*What you should do*
Your task is to copy every line of the records below that contains "Project".

[START OF Data shown]

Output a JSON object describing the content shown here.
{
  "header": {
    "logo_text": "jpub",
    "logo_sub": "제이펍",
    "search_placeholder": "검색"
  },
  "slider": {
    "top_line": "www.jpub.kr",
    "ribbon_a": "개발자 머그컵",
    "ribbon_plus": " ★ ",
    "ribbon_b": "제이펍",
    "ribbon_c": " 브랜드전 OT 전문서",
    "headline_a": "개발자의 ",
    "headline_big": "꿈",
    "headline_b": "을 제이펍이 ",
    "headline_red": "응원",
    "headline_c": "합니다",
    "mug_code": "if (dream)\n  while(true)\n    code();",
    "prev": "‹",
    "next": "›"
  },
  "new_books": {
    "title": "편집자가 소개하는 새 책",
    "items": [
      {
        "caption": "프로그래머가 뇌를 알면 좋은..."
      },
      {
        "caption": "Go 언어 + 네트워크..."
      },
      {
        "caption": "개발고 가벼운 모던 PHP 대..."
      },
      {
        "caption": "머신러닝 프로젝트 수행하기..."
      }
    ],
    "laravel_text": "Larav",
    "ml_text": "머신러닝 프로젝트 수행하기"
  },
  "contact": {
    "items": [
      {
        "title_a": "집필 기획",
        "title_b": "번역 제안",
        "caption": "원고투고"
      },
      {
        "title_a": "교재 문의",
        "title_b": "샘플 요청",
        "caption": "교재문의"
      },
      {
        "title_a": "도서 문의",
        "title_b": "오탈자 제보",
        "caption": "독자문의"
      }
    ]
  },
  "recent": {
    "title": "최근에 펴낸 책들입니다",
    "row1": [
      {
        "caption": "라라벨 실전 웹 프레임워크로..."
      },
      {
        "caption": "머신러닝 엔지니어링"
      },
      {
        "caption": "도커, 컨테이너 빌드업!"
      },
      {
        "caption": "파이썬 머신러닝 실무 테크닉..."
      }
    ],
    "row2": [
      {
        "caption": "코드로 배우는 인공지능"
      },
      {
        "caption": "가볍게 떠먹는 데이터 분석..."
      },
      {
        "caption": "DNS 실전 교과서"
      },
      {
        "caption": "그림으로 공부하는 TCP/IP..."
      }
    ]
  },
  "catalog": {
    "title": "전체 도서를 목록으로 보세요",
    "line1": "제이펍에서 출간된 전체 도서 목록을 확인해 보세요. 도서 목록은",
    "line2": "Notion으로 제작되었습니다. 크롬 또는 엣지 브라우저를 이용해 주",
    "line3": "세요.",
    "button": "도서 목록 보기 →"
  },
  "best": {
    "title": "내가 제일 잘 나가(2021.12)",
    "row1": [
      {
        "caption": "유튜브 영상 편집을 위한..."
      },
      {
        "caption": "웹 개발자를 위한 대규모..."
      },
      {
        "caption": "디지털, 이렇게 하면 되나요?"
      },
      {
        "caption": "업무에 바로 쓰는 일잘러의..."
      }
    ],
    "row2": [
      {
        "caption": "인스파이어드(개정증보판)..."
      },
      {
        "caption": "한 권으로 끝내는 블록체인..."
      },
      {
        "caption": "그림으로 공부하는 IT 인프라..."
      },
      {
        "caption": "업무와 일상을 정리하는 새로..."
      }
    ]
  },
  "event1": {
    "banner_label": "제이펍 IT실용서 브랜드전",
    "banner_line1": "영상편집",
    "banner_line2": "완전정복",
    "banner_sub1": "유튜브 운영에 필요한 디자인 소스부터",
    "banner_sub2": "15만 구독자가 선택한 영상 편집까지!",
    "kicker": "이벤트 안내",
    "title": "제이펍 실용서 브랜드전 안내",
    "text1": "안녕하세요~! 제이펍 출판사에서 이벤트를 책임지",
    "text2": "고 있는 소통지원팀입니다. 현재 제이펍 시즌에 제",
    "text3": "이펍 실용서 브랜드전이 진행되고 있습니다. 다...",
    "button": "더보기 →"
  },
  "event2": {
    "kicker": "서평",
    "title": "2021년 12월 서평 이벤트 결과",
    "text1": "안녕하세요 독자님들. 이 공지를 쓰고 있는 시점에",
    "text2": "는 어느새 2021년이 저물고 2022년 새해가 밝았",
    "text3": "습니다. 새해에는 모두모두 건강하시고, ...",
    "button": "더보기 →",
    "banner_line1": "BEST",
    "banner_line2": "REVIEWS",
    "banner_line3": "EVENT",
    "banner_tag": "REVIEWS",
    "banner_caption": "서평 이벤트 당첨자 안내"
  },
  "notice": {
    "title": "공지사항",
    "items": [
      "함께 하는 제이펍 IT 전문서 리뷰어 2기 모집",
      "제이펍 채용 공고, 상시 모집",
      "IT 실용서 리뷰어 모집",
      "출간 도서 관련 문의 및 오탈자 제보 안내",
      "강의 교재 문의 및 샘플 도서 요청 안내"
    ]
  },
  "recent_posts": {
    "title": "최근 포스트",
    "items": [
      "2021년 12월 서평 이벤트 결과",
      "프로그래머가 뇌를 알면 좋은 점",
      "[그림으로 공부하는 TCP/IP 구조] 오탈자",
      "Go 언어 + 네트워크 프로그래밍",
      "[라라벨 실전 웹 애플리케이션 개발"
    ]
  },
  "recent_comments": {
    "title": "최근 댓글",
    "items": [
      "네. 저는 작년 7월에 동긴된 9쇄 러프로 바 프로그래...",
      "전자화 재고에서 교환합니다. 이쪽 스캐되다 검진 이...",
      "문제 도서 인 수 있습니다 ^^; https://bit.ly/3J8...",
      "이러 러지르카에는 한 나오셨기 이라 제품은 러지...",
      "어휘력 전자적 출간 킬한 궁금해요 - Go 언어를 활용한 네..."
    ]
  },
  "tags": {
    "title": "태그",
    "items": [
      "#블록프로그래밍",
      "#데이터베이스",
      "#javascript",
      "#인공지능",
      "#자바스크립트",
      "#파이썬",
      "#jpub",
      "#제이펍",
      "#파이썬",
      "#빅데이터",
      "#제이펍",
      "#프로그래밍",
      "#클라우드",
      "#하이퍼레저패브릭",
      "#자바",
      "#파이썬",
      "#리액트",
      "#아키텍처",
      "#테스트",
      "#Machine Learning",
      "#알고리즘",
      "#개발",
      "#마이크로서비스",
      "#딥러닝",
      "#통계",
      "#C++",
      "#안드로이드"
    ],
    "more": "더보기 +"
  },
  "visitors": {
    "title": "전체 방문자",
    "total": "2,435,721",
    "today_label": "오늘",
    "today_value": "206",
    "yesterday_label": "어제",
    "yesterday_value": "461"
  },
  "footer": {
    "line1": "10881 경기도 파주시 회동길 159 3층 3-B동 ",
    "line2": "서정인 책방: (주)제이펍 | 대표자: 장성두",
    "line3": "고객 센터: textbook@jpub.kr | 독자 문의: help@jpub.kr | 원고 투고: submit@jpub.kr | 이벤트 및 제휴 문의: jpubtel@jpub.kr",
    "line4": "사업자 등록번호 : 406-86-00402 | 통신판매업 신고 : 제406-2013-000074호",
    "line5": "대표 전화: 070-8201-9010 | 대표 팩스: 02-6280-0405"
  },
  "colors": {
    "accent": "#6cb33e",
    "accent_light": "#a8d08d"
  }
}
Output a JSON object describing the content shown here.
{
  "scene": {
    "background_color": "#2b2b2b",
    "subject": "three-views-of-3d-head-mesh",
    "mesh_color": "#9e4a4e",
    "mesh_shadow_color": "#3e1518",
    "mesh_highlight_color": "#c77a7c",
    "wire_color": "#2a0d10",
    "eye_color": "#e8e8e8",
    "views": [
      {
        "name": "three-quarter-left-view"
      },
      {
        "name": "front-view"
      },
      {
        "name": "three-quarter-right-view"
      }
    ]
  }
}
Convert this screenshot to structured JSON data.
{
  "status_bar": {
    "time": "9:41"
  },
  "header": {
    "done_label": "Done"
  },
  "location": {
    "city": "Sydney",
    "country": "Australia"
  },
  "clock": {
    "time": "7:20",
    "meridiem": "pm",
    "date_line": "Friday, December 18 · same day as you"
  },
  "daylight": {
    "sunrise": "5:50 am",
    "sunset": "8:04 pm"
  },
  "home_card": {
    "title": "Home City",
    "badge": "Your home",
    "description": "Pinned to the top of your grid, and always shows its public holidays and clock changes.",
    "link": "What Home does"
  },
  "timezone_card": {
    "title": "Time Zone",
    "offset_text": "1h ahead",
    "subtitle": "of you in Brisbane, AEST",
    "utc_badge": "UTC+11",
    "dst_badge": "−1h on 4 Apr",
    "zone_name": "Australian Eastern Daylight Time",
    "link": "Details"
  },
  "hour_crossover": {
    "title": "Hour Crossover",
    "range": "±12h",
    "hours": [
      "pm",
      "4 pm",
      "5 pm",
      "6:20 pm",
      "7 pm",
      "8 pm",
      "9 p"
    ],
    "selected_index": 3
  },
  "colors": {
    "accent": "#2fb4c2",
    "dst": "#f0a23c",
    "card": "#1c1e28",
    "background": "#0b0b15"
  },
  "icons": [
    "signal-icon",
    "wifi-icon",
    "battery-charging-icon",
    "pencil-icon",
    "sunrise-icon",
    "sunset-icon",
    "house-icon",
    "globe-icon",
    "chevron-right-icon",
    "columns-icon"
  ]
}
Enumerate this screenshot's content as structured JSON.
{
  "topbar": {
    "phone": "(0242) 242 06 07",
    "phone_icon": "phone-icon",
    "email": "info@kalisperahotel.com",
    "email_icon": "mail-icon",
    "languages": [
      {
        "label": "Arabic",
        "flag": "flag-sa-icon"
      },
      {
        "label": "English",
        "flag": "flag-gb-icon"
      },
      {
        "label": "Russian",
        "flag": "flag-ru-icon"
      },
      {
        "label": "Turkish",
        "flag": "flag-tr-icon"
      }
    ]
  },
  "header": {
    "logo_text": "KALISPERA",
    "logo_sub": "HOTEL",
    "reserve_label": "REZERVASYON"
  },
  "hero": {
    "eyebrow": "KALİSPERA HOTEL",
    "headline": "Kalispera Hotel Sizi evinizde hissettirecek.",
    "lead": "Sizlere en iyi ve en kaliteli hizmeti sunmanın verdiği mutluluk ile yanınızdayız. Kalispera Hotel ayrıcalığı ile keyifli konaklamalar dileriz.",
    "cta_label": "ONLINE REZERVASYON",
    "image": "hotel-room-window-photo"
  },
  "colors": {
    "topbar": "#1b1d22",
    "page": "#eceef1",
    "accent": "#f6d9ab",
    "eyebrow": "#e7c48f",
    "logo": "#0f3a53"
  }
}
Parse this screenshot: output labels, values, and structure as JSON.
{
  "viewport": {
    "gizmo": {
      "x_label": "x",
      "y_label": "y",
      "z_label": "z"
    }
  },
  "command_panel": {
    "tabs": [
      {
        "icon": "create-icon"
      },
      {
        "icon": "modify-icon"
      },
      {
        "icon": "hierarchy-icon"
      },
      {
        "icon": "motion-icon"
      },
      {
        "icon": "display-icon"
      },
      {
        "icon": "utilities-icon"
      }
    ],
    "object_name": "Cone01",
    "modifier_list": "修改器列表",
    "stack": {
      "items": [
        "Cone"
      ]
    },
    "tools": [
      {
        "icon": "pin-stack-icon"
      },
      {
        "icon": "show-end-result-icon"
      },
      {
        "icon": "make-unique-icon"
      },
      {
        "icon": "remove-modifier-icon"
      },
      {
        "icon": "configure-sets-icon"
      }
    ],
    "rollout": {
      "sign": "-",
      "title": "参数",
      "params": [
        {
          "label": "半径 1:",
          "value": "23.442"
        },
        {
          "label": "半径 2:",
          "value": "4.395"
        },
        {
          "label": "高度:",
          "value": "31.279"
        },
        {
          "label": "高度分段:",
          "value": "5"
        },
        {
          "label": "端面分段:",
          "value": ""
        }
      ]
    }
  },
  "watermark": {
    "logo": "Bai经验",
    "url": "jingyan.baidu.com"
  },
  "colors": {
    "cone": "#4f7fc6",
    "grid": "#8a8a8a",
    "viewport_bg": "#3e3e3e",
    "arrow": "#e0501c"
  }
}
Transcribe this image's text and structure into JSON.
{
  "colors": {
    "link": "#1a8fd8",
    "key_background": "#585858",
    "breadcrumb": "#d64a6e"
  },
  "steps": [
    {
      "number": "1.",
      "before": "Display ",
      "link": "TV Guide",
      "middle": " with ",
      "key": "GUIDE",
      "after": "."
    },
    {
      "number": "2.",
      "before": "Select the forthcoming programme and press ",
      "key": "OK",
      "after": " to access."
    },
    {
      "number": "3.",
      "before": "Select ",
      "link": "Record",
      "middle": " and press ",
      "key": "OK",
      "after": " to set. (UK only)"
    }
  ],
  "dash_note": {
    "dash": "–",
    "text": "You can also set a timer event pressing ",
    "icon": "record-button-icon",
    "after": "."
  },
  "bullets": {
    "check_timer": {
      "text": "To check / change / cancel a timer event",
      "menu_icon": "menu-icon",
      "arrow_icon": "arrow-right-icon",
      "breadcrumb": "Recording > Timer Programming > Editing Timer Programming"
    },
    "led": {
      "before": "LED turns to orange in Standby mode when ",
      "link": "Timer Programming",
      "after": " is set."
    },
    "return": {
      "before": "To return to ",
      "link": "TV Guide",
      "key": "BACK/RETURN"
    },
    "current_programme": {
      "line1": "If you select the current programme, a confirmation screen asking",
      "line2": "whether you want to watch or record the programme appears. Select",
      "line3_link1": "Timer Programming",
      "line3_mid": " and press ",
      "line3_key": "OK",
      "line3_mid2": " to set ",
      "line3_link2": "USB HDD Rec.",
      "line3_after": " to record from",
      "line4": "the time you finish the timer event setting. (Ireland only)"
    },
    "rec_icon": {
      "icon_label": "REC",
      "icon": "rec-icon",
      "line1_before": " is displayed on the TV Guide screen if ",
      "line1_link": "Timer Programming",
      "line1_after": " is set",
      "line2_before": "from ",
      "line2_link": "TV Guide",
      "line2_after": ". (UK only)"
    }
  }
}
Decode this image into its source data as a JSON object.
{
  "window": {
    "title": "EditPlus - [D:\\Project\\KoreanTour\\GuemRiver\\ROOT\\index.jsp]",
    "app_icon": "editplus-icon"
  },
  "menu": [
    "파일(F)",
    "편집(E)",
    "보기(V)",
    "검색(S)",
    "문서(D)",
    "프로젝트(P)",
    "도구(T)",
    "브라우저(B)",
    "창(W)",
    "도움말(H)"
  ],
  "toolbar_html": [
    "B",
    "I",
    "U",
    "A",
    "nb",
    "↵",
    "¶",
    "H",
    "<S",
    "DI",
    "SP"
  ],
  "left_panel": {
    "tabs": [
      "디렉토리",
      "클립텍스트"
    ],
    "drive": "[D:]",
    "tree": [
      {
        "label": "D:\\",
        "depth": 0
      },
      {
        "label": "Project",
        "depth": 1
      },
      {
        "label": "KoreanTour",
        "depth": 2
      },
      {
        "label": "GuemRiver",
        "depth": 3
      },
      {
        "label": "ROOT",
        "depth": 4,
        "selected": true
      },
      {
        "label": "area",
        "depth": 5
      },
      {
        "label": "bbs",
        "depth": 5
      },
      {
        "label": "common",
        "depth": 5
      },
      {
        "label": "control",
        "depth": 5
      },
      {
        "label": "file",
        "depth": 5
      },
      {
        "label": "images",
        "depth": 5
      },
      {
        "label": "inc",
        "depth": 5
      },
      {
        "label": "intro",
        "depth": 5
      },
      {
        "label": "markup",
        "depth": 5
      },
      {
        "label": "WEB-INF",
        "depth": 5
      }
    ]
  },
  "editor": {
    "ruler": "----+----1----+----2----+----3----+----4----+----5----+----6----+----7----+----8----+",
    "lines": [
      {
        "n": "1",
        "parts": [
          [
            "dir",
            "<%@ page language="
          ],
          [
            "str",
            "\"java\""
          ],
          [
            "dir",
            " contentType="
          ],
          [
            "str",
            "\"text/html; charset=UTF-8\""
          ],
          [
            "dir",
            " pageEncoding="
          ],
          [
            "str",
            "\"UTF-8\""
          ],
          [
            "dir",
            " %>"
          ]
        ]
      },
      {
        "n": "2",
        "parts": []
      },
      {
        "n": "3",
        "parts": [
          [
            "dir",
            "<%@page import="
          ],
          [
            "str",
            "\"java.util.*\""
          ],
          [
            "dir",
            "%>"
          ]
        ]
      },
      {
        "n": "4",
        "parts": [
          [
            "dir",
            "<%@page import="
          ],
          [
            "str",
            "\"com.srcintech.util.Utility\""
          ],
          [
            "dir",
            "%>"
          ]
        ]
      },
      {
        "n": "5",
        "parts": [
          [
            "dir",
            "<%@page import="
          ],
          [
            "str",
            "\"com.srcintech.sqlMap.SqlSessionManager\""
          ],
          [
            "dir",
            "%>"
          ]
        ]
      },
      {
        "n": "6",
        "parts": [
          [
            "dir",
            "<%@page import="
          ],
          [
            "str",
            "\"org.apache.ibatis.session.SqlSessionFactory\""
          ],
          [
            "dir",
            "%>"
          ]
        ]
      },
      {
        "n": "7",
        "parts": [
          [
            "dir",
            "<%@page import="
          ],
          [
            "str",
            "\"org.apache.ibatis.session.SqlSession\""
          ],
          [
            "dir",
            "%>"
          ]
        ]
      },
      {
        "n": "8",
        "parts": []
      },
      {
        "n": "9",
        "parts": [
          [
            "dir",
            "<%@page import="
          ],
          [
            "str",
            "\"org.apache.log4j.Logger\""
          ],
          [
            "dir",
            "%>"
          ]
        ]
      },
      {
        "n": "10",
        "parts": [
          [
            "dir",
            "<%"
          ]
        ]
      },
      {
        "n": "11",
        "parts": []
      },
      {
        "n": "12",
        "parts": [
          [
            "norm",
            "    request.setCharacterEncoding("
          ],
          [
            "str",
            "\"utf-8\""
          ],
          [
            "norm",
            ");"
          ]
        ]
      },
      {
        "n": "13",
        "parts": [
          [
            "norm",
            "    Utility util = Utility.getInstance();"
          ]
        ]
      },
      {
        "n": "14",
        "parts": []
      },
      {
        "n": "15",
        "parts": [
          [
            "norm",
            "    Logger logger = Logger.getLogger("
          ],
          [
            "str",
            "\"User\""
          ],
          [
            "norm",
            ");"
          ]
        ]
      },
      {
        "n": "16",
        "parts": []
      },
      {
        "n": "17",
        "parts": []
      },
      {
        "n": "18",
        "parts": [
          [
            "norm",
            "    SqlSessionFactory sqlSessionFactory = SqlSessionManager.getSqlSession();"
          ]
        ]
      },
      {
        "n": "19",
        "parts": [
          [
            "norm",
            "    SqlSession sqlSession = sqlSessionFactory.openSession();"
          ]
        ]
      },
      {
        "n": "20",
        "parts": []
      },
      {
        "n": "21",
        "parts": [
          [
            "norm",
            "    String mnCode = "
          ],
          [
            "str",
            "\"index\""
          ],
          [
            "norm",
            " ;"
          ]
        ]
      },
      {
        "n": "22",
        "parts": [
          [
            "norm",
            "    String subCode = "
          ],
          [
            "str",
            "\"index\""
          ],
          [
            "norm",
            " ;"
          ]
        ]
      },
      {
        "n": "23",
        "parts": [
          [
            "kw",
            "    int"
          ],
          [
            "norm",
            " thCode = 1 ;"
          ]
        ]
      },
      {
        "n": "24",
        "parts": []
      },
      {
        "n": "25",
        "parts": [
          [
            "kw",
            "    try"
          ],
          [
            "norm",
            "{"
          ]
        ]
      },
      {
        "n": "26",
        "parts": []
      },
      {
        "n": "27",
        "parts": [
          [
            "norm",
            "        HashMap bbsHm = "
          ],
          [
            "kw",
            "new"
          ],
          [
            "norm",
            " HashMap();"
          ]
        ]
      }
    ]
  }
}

[END OF Data shown]

*Task answer*
    "title": "EditPlus - [D:\\Project\\KoreanTour\\GuemRiver\\ROOT\\index.jsp]",
        "label": "Project",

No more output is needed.